==== DATASET RECORDS

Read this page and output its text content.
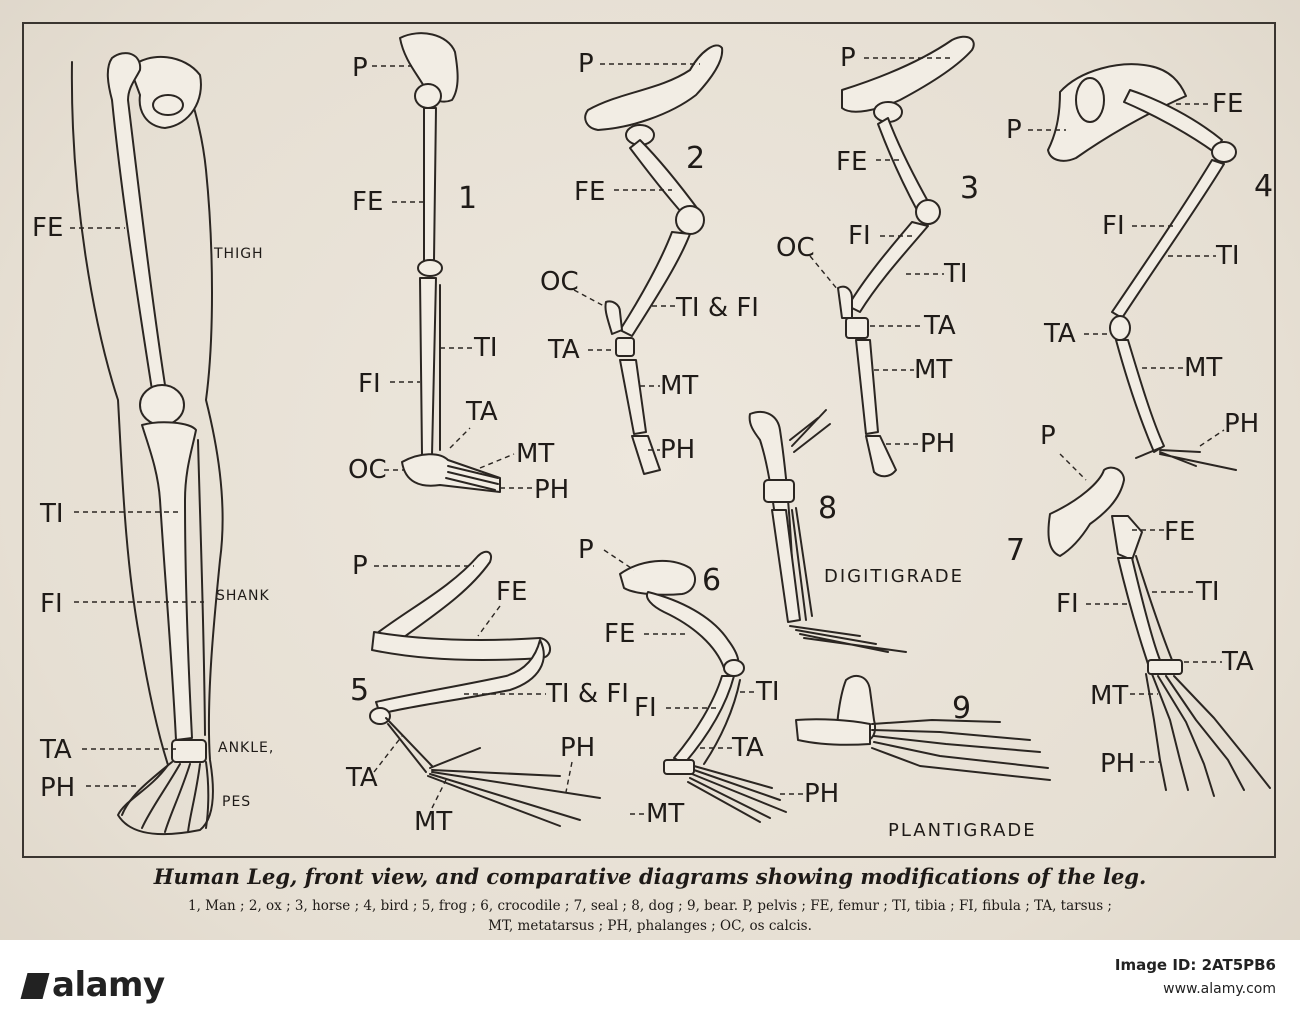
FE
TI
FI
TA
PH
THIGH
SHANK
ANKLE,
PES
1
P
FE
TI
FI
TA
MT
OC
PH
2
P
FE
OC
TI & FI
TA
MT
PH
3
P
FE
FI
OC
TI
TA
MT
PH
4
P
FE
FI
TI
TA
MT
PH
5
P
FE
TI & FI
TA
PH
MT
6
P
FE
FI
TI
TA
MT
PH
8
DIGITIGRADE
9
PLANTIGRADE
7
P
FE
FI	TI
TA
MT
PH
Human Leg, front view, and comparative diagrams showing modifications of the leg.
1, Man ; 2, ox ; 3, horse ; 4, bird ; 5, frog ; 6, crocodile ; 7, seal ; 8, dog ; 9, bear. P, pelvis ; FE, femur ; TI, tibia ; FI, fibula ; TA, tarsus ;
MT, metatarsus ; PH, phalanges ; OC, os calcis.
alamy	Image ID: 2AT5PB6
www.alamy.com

========
==== DATASET RECORDS

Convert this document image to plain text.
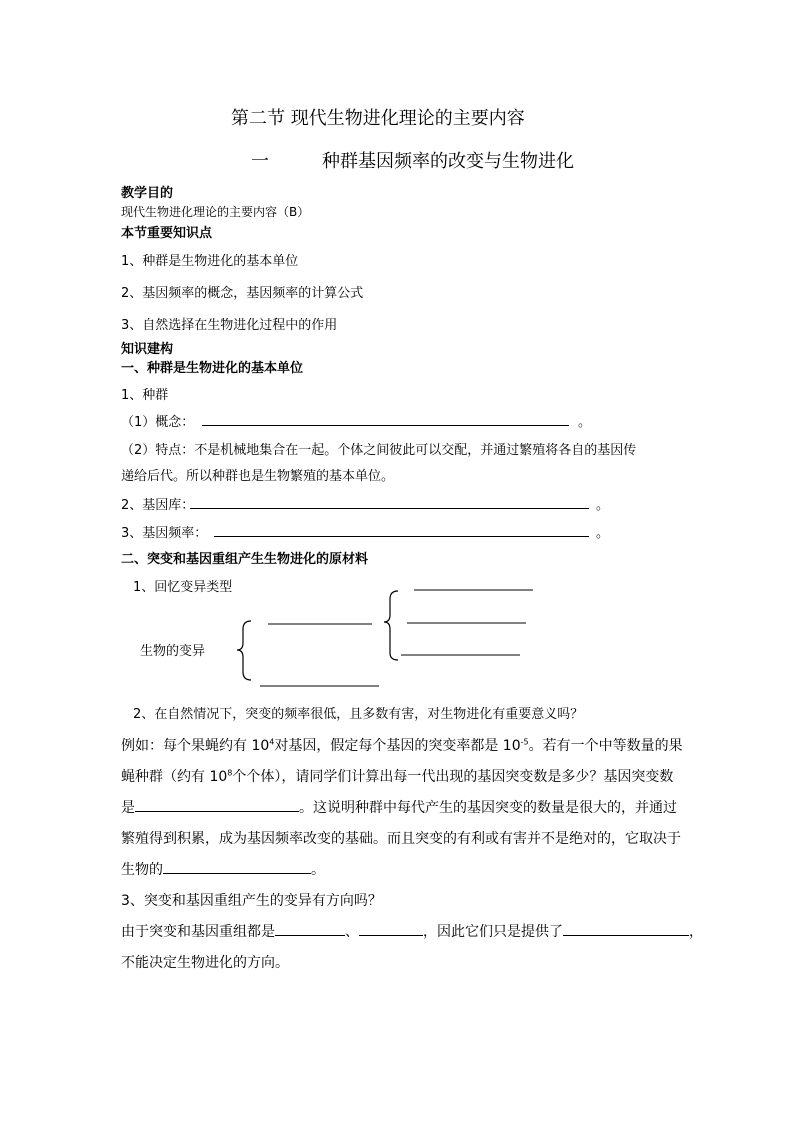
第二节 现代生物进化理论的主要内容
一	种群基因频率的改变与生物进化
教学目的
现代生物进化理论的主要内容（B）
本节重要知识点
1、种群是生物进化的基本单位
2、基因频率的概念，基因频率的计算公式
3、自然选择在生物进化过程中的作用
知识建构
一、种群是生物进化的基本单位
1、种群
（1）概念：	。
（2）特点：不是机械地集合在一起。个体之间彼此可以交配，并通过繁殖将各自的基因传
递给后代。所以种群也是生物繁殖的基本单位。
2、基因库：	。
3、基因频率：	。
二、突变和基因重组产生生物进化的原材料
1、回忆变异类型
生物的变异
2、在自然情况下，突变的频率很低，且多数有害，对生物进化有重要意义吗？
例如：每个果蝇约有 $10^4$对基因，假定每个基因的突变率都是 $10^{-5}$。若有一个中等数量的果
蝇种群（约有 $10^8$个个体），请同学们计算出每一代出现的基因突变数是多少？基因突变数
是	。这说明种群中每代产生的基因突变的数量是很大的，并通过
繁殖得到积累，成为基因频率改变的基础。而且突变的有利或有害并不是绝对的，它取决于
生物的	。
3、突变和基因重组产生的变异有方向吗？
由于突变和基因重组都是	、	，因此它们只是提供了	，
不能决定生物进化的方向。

========

• SHORT EXERCISE: Copy each line of the listing that contains the string "alamy".

• SOLUTION TO THE PROBLEM:
alamy	Image ID: 2AT5PB6
www.alamy.com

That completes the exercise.